[Raw records]
☆ ☆ ☆ ☆

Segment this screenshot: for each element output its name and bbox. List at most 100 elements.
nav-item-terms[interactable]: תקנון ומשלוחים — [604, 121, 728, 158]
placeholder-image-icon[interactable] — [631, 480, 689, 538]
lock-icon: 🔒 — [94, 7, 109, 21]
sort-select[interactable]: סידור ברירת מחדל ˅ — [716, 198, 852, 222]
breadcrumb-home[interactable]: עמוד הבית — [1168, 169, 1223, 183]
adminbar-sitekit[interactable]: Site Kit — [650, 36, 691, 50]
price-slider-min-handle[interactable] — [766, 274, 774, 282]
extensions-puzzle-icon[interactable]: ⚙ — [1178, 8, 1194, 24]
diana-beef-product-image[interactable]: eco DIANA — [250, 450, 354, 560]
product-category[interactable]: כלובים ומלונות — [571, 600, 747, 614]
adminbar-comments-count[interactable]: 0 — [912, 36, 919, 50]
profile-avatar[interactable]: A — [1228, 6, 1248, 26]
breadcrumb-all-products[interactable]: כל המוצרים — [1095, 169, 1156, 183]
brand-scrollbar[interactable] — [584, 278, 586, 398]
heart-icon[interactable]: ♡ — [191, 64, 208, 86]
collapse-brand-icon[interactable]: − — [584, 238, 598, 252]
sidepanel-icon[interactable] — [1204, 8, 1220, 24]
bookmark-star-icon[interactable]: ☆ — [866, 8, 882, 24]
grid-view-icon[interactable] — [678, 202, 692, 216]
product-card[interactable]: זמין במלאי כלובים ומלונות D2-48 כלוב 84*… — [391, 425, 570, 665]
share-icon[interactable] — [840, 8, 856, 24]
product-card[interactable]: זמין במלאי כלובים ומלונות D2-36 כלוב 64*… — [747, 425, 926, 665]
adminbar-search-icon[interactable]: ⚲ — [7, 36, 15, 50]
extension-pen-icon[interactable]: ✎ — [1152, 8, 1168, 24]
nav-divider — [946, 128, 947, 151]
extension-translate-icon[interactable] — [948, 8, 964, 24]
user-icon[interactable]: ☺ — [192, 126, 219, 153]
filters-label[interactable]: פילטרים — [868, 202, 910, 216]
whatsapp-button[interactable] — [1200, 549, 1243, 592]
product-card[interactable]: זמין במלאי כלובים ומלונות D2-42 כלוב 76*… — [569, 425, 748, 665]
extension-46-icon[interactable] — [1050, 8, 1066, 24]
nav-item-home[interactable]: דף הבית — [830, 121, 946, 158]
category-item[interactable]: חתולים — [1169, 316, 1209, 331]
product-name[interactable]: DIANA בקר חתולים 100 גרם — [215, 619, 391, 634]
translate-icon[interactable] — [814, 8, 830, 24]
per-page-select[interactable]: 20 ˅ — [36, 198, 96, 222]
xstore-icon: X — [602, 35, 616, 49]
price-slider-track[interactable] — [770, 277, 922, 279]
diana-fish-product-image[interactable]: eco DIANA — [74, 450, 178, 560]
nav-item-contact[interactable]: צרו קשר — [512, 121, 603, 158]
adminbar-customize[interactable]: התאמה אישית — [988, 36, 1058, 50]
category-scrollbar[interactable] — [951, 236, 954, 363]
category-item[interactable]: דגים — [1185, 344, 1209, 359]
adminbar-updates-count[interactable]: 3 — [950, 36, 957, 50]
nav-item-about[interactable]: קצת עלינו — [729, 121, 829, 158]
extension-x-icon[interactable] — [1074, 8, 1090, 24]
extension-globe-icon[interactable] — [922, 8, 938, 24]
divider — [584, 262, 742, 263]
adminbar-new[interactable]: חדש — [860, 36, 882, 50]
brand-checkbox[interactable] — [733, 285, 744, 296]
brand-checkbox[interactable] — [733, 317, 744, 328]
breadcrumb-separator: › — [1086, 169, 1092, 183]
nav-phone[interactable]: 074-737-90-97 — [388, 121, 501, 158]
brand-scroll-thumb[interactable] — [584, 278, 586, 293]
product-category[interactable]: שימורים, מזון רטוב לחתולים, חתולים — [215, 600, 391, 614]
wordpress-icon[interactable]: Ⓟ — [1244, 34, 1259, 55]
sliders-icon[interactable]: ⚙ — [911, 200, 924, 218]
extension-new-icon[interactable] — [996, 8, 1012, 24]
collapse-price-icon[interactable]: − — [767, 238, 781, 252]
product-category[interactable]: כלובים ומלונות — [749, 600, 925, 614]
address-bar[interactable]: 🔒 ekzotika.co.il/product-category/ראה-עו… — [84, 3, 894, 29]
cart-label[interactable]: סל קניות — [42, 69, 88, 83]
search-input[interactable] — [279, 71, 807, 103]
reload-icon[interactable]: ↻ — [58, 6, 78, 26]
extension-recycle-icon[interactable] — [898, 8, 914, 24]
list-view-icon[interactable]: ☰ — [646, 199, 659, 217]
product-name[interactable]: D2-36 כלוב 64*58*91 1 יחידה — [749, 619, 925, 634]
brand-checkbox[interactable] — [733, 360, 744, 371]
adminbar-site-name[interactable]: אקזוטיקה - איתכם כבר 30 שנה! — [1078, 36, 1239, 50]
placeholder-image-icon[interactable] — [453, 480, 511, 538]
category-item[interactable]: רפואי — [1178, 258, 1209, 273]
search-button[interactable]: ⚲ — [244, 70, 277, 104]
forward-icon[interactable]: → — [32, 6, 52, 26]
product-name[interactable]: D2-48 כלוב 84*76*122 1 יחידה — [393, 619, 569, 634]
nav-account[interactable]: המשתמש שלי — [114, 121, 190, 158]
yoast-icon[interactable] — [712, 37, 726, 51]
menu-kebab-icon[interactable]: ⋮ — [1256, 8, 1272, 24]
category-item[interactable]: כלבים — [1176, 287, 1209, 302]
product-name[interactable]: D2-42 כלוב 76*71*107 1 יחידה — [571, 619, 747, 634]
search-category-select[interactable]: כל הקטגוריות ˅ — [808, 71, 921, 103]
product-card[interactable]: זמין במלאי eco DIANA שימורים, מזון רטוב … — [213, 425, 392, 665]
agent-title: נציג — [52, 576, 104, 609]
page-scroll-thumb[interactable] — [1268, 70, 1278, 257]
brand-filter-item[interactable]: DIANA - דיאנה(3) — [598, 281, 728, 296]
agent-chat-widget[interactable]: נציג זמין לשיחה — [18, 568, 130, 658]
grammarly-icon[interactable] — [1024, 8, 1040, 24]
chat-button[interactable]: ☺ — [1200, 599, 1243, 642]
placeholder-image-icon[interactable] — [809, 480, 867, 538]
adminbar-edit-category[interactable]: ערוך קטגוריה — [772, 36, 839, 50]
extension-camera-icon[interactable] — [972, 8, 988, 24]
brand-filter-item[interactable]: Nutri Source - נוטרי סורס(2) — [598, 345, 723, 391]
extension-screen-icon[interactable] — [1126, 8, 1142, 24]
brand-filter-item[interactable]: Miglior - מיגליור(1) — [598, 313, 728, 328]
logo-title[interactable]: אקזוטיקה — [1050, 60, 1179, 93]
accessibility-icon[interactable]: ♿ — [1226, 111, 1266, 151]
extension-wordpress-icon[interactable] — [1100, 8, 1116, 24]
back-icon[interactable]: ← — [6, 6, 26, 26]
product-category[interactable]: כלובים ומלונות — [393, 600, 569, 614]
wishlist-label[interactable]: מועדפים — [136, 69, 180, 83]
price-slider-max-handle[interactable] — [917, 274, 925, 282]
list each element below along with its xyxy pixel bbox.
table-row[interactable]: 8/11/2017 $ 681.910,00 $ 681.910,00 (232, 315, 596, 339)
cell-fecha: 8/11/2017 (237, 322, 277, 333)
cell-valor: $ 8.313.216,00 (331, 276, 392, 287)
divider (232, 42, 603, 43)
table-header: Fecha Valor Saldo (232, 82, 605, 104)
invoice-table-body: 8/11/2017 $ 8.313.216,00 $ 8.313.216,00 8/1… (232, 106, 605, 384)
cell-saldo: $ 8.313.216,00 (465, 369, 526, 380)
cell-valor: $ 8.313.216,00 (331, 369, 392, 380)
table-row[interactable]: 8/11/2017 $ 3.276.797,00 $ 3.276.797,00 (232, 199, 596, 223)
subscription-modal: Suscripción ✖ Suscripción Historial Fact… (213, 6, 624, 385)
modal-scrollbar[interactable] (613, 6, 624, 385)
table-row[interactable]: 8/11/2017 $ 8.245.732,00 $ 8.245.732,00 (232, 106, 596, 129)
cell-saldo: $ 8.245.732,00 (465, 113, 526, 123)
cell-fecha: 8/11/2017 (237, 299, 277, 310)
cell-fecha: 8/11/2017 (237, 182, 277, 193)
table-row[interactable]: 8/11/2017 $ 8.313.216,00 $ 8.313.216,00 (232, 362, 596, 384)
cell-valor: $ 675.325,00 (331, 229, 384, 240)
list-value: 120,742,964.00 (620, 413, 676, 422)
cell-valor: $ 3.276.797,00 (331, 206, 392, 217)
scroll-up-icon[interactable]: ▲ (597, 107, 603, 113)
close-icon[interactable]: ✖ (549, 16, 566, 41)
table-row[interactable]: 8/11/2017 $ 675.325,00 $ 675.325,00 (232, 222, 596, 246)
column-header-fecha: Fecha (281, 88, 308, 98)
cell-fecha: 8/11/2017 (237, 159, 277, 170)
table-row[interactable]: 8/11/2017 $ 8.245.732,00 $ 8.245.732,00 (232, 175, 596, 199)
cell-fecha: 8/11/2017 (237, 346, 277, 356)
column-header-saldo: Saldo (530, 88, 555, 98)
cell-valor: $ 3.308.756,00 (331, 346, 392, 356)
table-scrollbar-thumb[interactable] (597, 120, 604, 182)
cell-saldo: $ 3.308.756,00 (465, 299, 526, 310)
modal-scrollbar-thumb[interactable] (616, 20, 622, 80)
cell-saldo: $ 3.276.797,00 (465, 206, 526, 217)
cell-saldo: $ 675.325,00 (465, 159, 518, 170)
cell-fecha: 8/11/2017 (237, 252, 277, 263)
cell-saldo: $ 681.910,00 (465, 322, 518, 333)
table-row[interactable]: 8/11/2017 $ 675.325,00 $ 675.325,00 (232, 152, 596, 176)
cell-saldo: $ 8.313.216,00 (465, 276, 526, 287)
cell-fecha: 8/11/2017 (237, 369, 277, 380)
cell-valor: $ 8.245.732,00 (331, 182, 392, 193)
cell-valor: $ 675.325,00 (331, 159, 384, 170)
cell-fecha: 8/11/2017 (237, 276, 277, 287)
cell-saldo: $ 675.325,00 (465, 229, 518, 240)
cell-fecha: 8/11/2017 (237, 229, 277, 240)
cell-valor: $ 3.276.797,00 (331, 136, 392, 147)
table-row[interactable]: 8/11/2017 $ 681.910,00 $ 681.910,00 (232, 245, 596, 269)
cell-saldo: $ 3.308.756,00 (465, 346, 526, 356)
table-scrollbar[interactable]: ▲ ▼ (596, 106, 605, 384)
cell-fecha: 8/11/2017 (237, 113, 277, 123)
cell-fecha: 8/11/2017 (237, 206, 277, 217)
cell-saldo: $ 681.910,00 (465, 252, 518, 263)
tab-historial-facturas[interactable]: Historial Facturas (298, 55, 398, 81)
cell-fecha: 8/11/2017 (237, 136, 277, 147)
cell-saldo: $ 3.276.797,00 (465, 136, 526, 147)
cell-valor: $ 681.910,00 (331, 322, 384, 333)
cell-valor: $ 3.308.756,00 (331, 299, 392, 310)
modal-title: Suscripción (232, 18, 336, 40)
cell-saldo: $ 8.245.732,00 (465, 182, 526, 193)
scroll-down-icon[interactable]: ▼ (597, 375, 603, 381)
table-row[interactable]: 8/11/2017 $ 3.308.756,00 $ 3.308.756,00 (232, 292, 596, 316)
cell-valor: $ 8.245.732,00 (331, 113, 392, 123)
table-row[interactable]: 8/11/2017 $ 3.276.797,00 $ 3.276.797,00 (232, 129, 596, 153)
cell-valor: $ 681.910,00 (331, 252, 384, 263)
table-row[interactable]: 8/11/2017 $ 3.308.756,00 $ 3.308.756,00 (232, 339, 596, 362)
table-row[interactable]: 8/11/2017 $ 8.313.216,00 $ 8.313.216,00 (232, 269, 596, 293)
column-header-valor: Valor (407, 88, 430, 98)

☆ ☆ ☆ ☆

▸ THE PROBLEM
Arrange the listing as a Markdown table with the columns Row and Line, from its first line through the line containing "sort-select[interactable]: סידור ברירת", both included. Number each row and leave out any blank lines.

▸ WORKED ANSWER
| Row | Line |
|---|---|
| 1 | Segment this screenshot: for each element output its name and bbox. List at most 100 elements. |
| 2 | nav-item-terms[interactable]: תקנון ומשלוחים — [604, 121, 728, 158] |
| 3 | placeholder-image-icon[interactable] — [631, 480, 689, 538] |
| 4 | lock-icon: 🔒 — [94, 7, 109, 21] |
| 5 | sort-select[interactable]: סידור ברירת מחדל ˅ — [716, 198, 852, 222] |